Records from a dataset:
┌──
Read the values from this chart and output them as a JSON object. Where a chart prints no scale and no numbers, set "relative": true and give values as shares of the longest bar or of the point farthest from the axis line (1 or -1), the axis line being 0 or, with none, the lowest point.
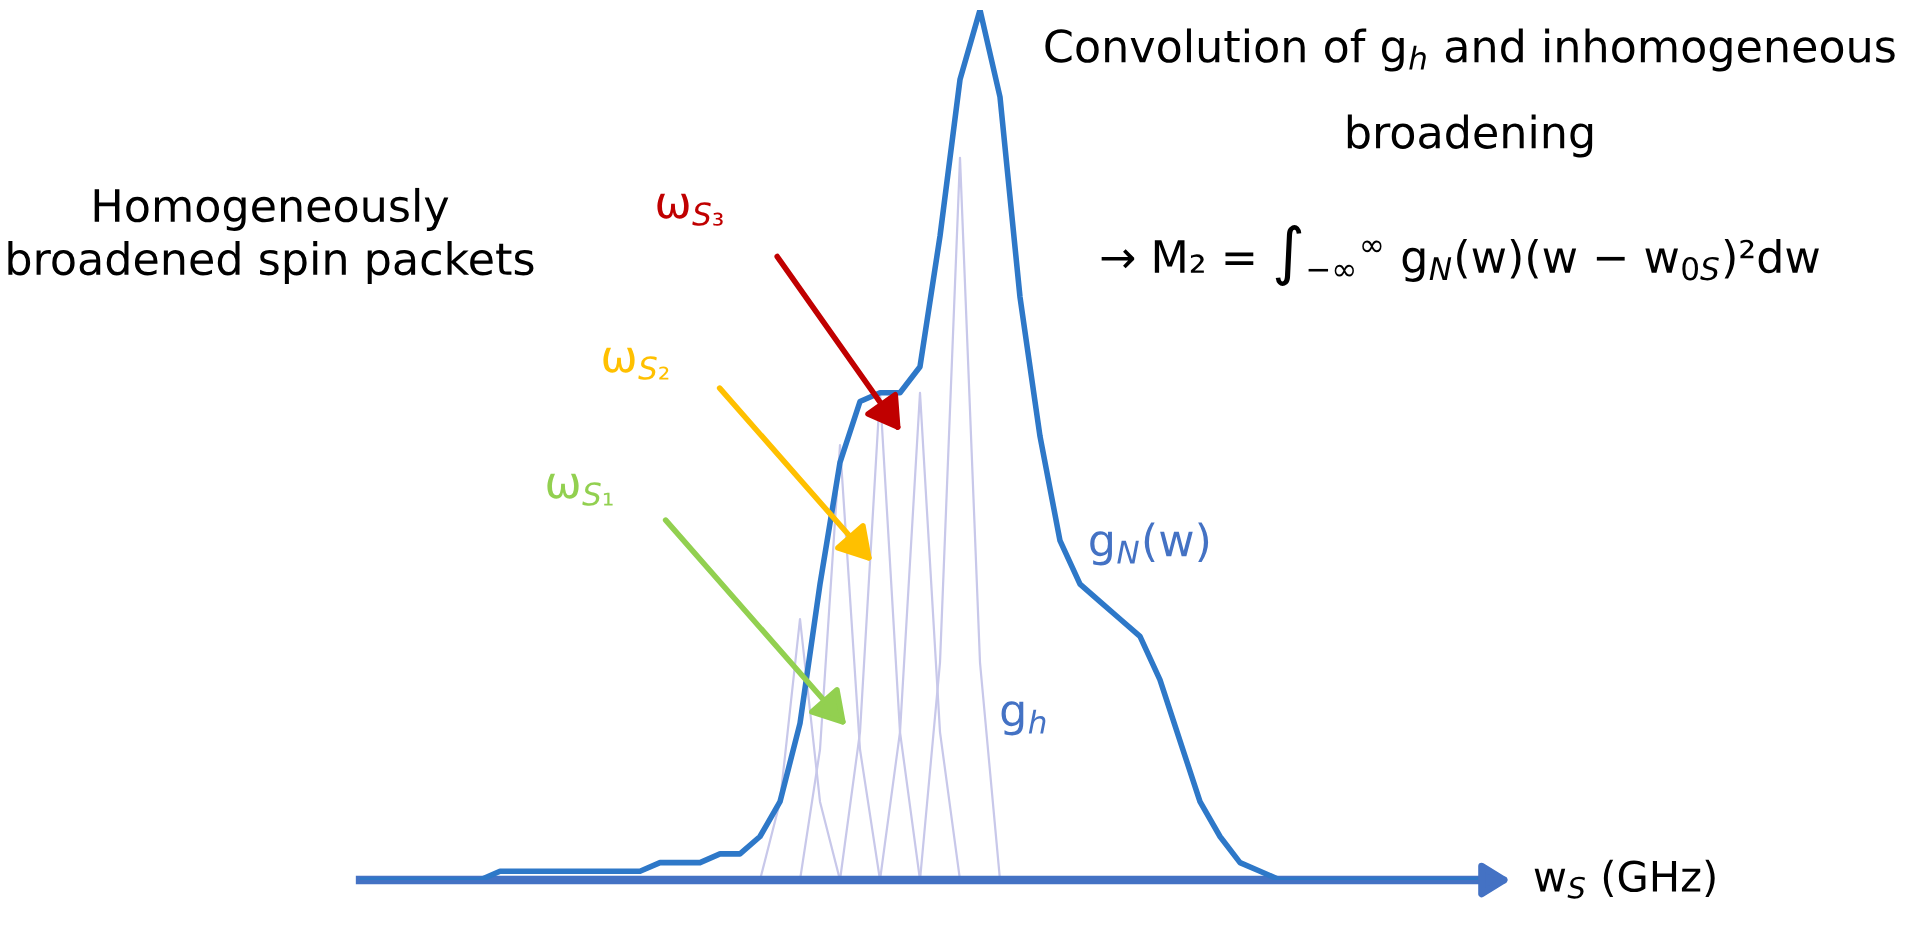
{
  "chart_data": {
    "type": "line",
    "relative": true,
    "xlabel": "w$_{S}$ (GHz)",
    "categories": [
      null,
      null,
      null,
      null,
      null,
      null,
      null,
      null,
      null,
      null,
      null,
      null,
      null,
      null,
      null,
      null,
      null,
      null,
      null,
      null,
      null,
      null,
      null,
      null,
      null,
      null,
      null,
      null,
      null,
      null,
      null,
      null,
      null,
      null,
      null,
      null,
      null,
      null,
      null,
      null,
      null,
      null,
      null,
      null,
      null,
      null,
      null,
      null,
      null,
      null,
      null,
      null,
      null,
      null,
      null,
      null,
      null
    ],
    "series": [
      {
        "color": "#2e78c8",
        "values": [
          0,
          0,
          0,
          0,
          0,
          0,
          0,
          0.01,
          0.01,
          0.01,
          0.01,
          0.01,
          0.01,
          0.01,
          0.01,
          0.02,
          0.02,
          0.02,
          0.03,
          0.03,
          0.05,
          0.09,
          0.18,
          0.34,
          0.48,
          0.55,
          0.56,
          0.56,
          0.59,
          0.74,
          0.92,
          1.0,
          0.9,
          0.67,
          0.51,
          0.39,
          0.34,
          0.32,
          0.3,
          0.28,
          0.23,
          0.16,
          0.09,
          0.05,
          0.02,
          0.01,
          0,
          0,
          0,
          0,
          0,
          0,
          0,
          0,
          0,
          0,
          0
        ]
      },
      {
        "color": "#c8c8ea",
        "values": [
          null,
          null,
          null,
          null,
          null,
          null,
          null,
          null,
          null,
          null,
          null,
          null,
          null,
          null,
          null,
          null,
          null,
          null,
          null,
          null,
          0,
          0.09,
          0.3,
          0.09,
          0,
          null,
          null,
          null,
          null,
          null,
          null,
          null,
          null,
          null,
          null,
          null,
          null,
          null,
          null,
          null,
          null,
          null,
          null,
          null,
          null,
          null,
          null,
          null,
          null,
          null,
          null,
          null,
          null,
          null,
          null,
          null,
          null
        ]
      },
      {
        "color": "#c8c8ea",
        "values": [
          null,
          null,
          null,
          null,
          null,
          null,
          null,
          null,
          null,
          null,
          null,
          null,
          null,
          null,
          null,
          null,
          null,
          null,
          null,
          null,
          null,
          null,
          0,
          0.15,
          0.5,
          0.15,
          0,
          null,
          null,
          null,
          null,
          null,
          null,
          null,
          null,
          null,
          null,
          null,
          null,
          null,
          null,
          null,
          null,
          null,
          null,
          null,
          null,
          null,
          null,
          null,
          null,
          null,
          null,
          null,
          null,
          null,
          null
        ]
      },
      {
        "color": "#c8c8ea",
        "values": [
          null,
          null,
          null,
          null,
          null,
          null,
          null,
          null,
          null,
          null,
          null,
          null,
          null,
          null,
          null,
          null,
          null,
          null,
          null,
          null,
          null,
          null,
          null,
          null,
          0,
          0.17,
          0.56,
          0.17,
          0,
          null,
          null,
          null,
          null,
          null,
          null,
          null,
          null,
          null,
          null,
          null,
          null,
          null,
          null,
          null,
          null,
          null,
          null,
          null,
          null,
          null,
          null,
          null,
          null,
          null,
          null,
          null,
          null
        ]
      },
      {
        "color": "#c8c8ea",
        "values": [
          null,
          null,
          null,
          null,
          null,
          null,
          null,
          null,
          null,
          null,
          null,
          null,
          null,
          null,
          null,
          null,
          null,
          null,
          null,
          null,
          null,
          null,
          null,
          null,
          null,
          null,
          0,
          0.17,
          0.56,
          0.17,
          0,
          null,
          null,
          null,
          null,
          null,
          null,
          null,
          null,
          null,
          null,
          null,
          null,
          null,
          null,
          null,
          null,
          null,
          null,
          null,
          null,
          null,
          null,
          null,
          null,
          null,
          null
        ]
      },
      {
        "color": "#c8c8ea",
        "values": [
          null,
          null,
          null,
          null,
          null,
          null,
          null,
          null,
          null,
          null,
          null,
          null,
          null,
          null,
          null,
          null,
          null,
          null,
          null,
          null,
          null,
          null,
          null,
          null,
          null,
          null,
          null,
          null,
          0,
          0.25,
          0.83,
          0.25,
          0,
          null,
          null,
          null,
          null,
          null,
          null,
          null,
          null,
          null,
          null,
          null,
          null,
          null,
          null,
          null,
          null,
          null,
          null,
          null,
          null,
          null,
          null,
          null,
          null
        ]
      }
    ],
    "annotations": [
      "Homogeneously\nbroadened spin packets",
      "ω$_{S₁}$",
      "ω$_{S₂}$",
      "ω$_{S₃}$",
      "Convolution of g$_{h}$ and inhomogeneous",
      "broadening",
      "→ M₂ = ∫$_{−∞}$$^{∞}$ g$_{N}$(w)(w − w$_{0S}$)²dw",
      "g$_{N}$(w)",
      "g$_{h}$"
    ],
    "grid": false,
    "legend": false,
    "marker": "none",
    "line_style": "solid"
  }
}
└──
┌──
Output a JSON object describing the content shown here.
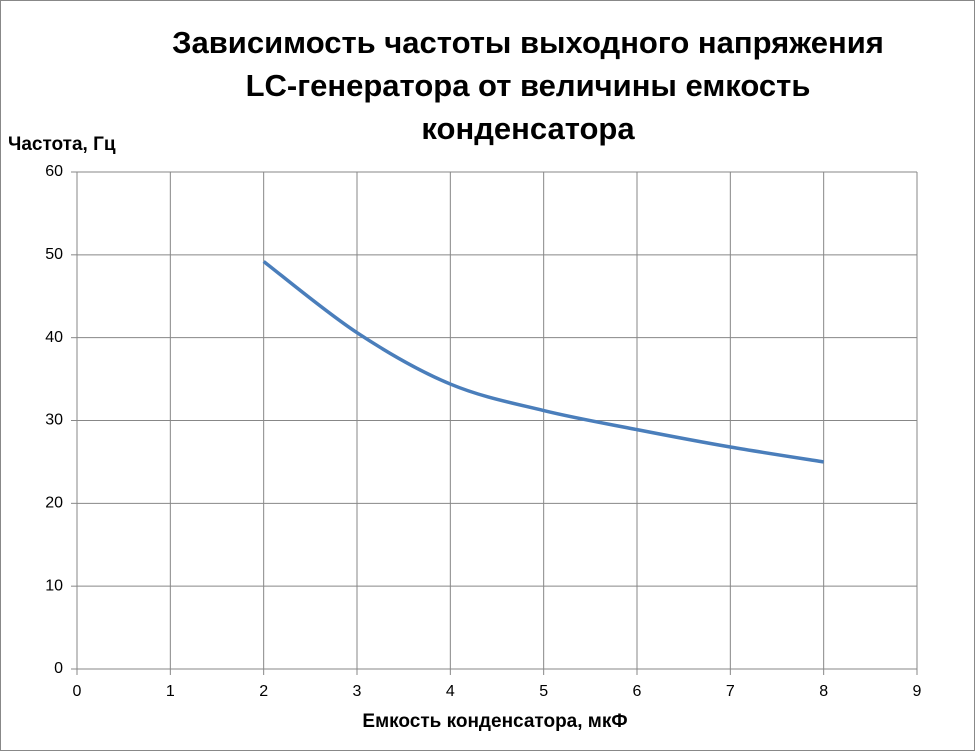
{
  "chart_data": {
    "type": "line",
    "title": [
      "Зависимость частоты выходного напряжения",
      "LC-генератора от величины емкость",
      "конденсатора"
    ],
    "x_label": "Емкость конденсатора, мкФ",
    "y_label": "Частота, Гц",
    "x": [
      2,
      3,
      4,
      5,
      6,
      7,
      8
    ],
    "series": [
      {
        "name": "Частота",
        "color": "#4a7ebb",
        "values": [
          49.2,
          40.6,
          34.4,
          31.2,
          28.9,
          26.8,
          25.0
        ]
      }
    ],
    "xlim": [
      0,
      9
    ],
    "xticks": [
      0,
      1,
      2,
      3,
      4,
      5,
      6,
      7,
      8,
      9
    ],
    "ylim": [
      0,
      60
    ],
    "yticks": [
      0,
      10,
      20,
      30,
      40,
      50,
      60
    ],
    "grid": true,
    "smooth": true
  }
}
└──
Work to do:
Scan the lines for the string "конденсатора". Copy out each line that matches.

Answer to this exercise:
      "конденсатора"
    "x_label": "Емкость конденсатора, мкФ",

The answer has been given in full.